====== Records provided
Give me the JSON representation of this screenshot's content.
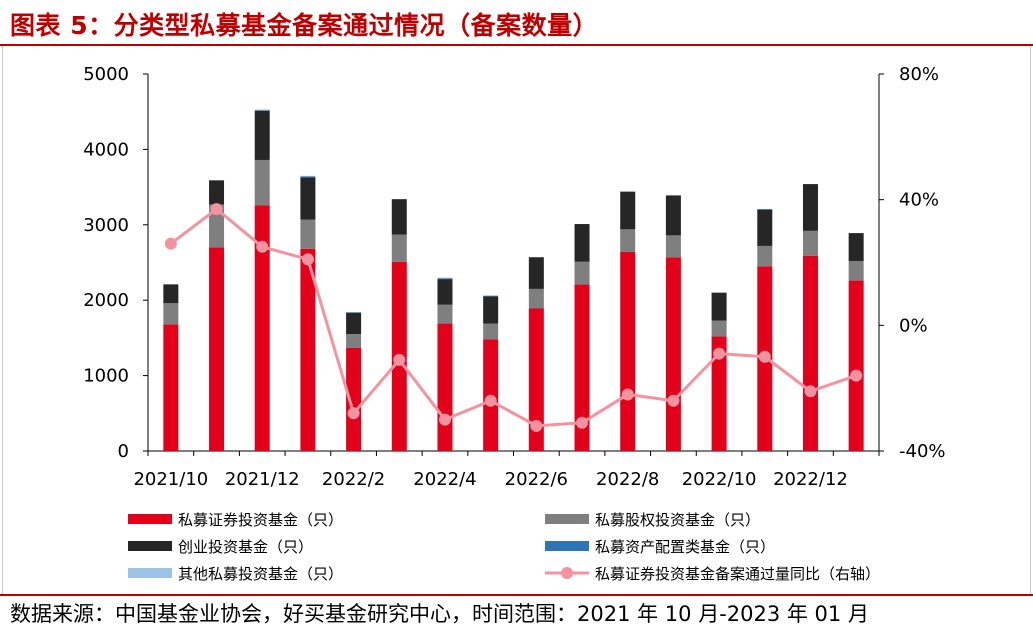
{
  "title": "图表 5：分类型私募基金备案通过情况（备案数量）",
  "source": "数据来源：中国基金业协会，好买基金研究中心，时间范围：2021 年 10 月-2023 年 01 月",
  "chart_data": {
    "type": "bar",
    "stacked": true,
    "categories": [
      "2021/10",
      "2021/11",
      "2021/12",
      "2022/1",
      "2022/2",
      "2022/3",
      "2022/4",
      "2022/5",
      "2022/6",
      "2022/7",
      "2022/8",
      "2022/9",
      "2022/10",
      "2022/11",
      "2022/12",
      "2023/1"
    ],
    "x_tick_labels": [
      "2021/10",
      "2021/12",
      "2022/2",
      "2022/4",
      "2022/6",
      "2022/8",
      "2022/10",
      "2022/12"
    ],
    "left_axis": {
      "min": 0,
      "max": 5000,
      "ticks": [
        "0",
        "1000",
        "2000",
        "3000",
        "4000",
        "5000"
      ]
    },
    "right_axis": {
      "min": -40,
      "max": 80,
      "ticks": [
        "-40%",
        "0%",
        "40%",
        "80%"
      ]
    },
    "series": [
      {
        "name": "私募证券投资基金（只）",
        "color": "#e3001b",
        "values": [
          1680,
          2700,
          3260,
          2680,
          1370,
          2510,
          1690,
          1480,
          1890,
          2210,
          2640,
          2570,
          1520,
          2450,
          2590,
          2260
        ]
      },
      {
        "name": "私募股权投资基金（只）",
        "color": "#7f7f7f",
        "values": [
          280,
          570,
          600,
          390,
          180,
          360,
          250,
          210,
          260,
          300,
          300,
          290,
          210,
          270,
          330,
          260
        ]
      },
      {
        "name": "创业投资基金（只）",
        "color": "#262626",
        "values": [
          250,
          320,
          650,
          560,
          280,
          470,
          340,
          360,
          420,
          500,
          500,
          530,
          370,
          480,
          620,
          370
        ]
      },
      {
        "name": "私募资产配置类基金（只）",
        "color": "#2e75b6",
        "values": [
          0,
          0,
          10,
          10,
          10,
          0,
          10,
          10,
          0,
          0,
          0,
          0,
          0,
          10,
          0,
          0
        ]
      },
      {
        "name": "其他私募投资基金（只）",
        "color": "#9dc3e6",
        "values": [
          0,
          0,
          10,
          10,
          0,
          0,
          10,
          0,
          0,
          0,
          0,
          0,
          0,
          0,
          0,
          0
        ]
      },
      {
        "name": "私募证券投资基金备案通过量同比（右轴）",
        "color": "#f4939f",
        "axis": "right",
        "type": "line",
        "values": [
          26,
          37,
          25,
          21,
          -28,
          -11,
          -30,
          -24,
          -32,
          -31,
          -22,
          -24,
          -9,
          -10,
          -21,
          -16
        ]
      }
    ],
    "legend": [
      "私募证券投资基金（只）",
      "私募股权投资基金（只）",
      "创业投资基金（只）",
      "私募资产配置类基金（只）",
      "其他私募投资基金（只）",
      "私募证券投资基金备案通过量同比（右轴）"
    ]
  }
}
============
**Problem:** Quote all of the entries word for word, omitting any pictures.

**The answer:**
Give me the JSON representation of this screenshot's content.
{
  "title": "图表 5：分类型私募基金备案通过情况（备案数量）",
  "source": "数据来源：中国基金业协会，好买基金研究中心，时间范围：2021 年 10 月-2023 年 01 月",
  "chart_data": {
    "type": "bar",
    "stacked": true,
    "categories": [
      "2021/10",
      "2021/11",
      "2021/12",
      "2022/1",
      "2022/2",
      "2022/3",
      "2022/4",
      "2022/5",
      "2022/6",
      "2022/7",
      "2022/8",
      "2022/9",
      "2022/10",
      "2022/11",
      "2022/12",
      "2023/1"
    ],
    "x_tick_labels": [
      "2021/10",
      "2021/12",
      "2022/2",
      "2022/4",
      "2022/6",
      "2022/8",
      "2022/10",
      "2022/12"
    ],
    "left_axis": {
      "min": 0,
      "max": 5000,
      "ticks": [
        "0",
        "1000",
        "2000",
        "3000",
        "4000",
        "5000"
      ]
    },
    "right_axis": {
      "min": -40,
      "max": 80,
      "ticks": [
        "-40%",
        "0%",
        "40%",
        "80%"
      ]
    },
    "series": [
      {
        "name": "私募证券投资基金（只）",
        "color": "#e3001b",
        "values": [
          1680,
          2700,
          3260,
          2680,
          1370,
          2510,
          1690,
          1480,
          1890,
          2210,
          2640,
          2570,
          1520,
          2450,
          2590,
          2260
        ]
      },
      {
        "name": "私募股权投资基金（只）",
        "color": "#7f7f7f",
        "values": [
          280,
          570,
          600,
          390,
          180,
          360,
          250,
          210,
          260,
          300,
          300,
          290,
          210,
          270,
          330,
          260
        ]
      },
      {
        "name": "创业投资基金（只）",
        "color": "#262626",
        "values": [
          250,
          320,
          650,
          560,
          280,
          470,
          340,
          360,
          420,
          500,
          500,
          530,
          370,
          480,
          620,
          370
        ]
      },
      {
        "name": "私募资产配置类基金（只）",
        "color": "#2e75b6",
        "values": [
          0,
          0,
          10,
          10,
          10,
          0,
          10,
          10,
          0,
          0,
          0,
          0,
          0,
          10,
          0,
          0
        ]
      },
      {
        "name": "其他私募投资基金（只）",
        "color": "#9dc3e6",
        "values": [
          0,
          0,
          10,
          10,
          0,
          0,
          10,
          0,
          0,
          0,
          0,
          0,
          0,
          0,
          0,
          0
        ]
      },
      {
        "name": "私募证券投资基金备案通过量同比（右轴）",
        "color": "#f4939f",
        "axis": "right",
        "type": "line",
        "values": [
          26,
          37,
          25,
          21,
          -28,
          -11,
          -30,
          -24,
          -32,
          -31,
          -22,
          -24,
          -9,
          -10,
          -21,
          -16
        ]
      }
    ],
    "legend": [
      "私募证券投资基金（只）",
      "私募股权投资基金（只）",
      "创业投资基金（只）",
      "私募资产配置类基金（只）",
      "其他私募投资基金（只）",
      "私募证券投资基金备案通过量同比（右轴）"
    ]
  }
}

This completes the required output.